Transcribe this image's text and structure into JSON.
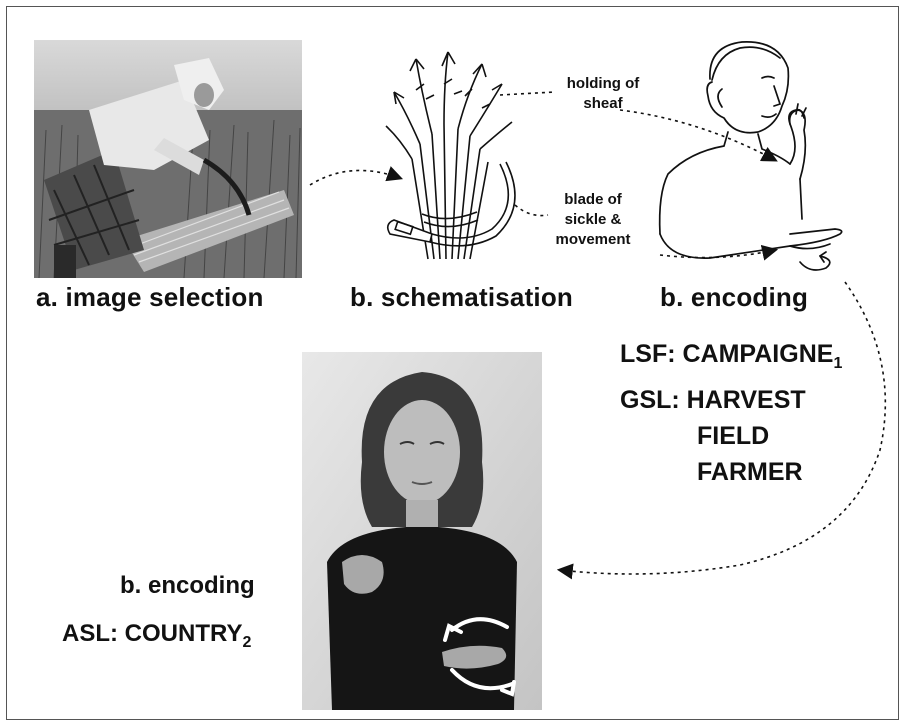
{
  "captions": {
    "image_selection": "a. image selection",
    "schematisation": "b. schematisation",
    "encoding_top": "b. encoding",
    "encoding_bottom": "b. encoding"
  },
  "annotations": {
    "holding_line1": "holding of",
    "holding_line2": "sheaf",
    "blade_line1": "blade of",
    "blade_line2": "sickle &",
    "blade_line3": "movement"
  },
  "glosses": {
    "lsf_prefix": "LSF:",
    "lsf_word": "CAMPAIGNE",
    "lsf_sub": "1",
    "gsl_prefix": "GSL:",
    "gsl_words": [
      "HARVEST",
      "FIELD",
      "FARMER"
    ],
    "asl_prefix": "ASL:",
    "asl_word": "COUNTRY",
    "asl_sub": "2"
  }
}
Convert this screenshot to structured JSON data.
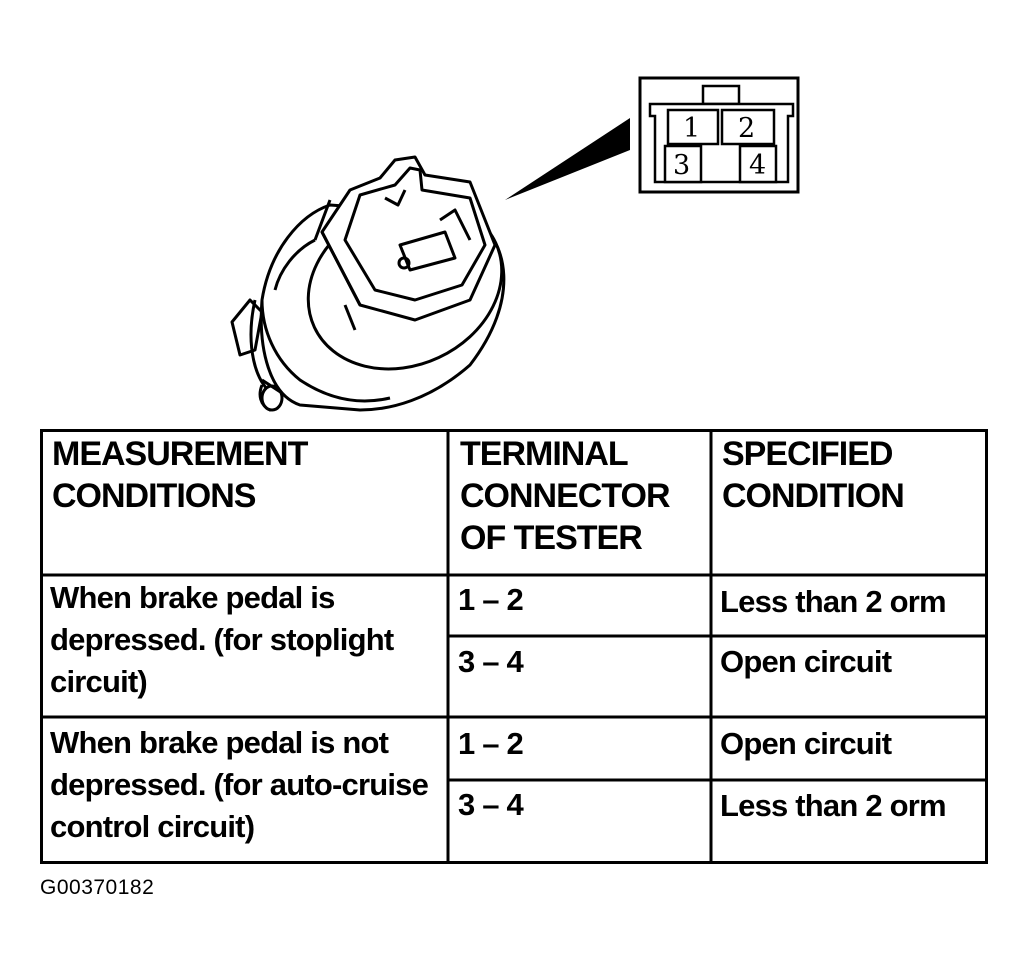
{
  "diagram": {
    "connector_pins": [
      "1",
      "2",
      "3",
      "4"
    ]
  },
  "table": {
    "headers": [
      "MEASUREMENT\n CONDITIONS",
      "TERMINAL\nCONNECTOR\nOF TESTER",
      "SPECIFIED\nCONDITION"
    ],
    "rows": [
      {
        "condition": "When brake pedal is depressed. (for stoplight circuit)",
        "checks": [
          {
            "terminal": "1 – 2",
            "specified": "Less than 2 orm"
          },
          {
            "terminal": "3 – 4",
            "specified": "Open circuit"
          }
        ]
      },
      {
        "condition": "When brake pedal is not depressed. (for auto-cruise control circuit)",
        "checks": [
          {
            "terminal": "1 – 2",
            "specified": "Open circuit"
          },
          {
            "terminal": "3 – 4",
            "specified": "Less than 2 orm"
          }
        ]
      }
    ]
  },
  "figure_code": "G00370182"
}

TASK REQUIREMENTS: Reproduce the data word for word, excluding its pictures.

RESULT BELOW:
Transcribe this image's text and structure into JSON.
{
  "captions": {
    "image_selection": "a. image selection",
    "schematisation": "b. schematisation",
    "encoding_top": "b. encoding",
    "encoding_bottom": "b. encoding"
  },
  "annotations": {
    "holding_line1": "holding of",
    "holding_line2": "sheaf",
    "blade_line1": "blade of",
    "blade_line2": "sickle &",
    "blade_line3": "movement"
  },
  "glosses": {
    "lsf_prefix": "LSF:",
    "lsf_word": "CAMPAIGNE",
    "lsf_sub": "1",
    "gsl_prefix": "GSL:",
    "gsl_words": [
      "HARVEST",
      "FIELD",
      "FARMER"
    ],
    "asl_prefix": "ASL:",
    "asl_word": "COUNTRY",
    "asl_sub": "2"
  }
}
Convert this screenshot to structured JSON data.
{
  "diagram": {
    "connector_pins": [
      "1",
      "2",
      "3",
      "4"
    ]
  },
  "table": {
    "headers": [
      "MEASUREMENT\n CONDITIONS",
      "TERMINAL\nCONNECTOR\nOF TESTER",
      "SPECIFIED\nCONDITION"
    ],
    "rows": [
      {
        "condition": "When brake pedal is depressed. (for stoplight circuit)",
        "checks": [
          {
            "terminal": "1 – 2",
            "specified": "Less than 2 orm"
          },
          {
            "terminal": "3 – 4",
            "specified": "Open circuit"
          }
        ]
      },
      {
        "condition": "When brake pedal is not depressed. (for auto-cruise control circuit)",
        "checks": [
          {
            "terminal": "1 – 2",
            "specified": "Open circuit"
          },
          {
            "terminal": "3 – 4",
            "specified": "Less than 2 orm"
          }
        ]
      }
    ]
  },
  "figure_code": "G00370182"
}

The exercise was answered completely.